◆ **Tareas por realizar**:
1. Vuelve a escribir, sin cambiar nada, todo lo que va en el texto sobre el FICCI 53 desde "Antes de empezar" hasta "tipo de público.".
2. Según el texto sobre el FICCI 53, ¿quién preside la Junta Directiva del festival?

◆ **Fragmento de lectura**:

------------------------------------------------------------------------

Antes de empezar el FICCI 53 un amigo me dijo que este año no se acercaría a las salas de cine durante esos días, para él, el hecho de que la entrada fuera gratis, le complicaba el ingreso y no estaba dispuesto a meterse durante mucho tiempo en las largas, tediosas y humillantes filas para ver una película que en años anteriores veía sin tanta incomodidad.
Días después de que empezara el Festival pensé que esa promesa no la cumpliría y que estaba exagerando; para él no era fácil entender que lo mejor que le puede pasar a un evento como estos, es que las salas estén repletas de todo tipo de público.
En su quincuagésima tercera edición el FICCI creció de manera generosa en su asistencia. Hubo más público que en los últimos años. Así lo sentimos los que festival tras festival seguimos la historia de uno de los eventos culturales más importantes de la ciudad. El balance de lo que sucedió en esta versión hace pensar que estamos entrando a una nueva época dorada.
Ahora de la mano de una Junta Directiva, presidida por el actor Salvo Basile, la dirección de Monika Wagenberg, la gerencia de la cartagenera Lina Rodríguez; de la tecnología, y de un grupo de empresas y aliados, asistimos a un festival con las salas llenas, con visitantes de todo el país, de América Latina y el Caribe; igualmente vimos los nuevos y veteranos directores; grupos de estudiantes de la ciudad, una Ley de Cine fortalecida; espacios para la reflexión y capacitación, una excelente película del Caribe colombiano, “El Faro”; una reciente, rica y amplia muestra cinematográfica; y la presencia de actores y guionistas del cine norteamericano, de esta parte del continente y de España. El Festival pensó no sólo en los directores, en la prensa, productores y académicos sino en el público. Las salas se atiborraron de todo tipo de espectadores.

------------------------------------------------------------------------

◆ **Información proporcionada**:

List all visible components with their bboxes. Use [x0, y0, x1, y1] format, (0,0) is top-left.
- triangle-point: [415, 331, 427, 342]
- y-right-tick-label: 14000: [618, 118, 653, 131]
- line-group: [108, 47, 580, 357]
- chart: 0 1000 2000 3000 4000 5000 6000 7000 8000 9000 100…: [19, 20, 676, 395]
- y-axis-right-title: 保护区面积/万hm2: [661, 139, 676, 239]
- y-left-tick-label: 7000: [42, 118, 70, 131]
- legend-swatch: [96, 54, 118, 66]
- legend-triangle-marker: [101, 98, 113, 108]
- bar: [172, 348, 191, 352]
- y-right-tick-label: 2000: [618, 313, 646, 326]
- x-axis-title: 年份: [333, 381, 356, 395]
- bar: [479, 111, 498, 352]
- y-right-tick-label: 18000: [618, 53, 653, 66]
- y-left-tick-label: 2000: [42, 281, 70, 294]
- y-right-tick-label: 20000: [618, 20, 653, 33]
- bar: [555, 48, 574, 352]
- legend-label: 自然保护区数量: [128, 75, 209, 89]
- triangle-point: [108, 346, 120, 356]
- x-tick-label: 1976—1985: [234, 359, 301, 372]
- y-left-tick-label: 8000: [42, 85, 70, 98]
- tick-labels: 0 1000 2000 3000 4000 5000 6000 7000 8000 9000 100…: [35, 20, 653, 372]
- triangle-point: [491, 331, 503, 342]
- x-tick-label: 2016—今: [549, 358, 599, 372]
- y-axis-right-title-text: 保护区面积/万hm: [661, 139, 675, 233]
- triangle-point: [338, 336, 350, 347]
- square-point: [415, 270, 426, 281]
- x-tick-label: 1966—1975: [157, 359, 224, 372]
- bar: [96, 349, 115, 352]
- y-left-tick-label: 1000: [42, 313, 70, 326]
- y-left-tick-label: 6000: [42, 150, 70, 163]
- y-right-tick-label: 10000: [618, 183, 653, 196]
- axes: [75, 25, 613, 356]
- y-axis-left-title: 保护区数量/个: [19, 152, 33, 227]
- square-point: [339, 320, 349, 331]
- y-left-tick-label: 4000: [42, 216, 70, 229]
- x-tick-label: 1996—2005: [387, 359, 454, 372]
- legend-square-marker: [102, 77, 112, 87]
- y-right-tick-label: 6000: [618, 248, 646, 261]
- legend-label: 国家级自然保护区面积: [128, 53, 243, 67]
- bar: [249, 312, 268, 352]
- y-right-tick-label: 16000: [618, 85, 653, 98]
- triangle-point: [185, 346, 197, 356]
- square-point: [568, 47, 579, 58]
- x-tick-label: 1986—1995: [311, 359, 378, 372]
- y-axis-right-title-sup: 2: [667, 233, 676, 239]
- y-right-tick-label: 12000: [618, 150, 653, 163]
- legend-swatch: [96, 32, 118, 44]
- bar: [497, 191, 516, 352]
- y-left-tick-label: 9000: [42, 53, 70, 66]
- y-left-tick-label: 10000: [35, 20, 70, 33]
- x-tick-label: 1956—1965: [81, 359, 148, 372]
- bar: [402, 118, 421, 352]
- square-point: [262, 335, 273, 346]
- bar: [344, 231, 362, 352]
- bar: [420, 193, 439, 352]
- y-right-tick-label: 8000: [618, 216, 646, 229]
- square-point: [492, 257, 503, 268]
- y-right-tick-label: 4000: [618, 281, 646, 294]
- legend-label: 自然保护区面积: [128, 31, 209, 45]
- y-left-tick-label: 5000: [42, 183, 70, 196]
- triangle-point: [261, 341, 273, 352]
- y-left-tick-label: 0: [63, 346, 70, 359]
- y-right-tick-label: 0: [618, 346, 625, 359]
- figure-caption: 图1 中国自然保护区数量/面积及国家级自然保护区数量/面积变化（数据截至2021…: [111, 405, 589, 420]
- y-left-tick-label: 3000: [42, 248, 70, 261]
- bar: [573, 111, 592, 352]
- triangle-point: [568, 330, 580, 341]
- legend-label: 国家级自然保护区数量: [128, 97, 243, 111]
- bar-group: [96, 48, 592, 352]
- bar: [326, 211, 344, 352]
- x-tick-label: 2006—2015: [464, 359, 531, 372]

------------------------------------------------------------------------

◆ **Clave de respuestas**:
1.
Antes de empezar el FICCI 53 un amigo me dijo que este año no se acercaría a las salas de cine durante esos días, para él, el hecho de que la entrada fuera gratis, le complicaba el ingreso y no estaba dispuesto a meterse durante mucho tiempo en las largas, tediosas y humillantes filas para ver una película que en años anteriores veía sin tanta incomodidad.
Días después de que empezara el Festival pensé que esa promesa no la cumpliría y que estaba exagerando; para él no era fácil entender que lo mejor que le puede pasar a un evento como estos, es que las salas estén repletas de todo tipo de público.

2. El actor Salvo Basile.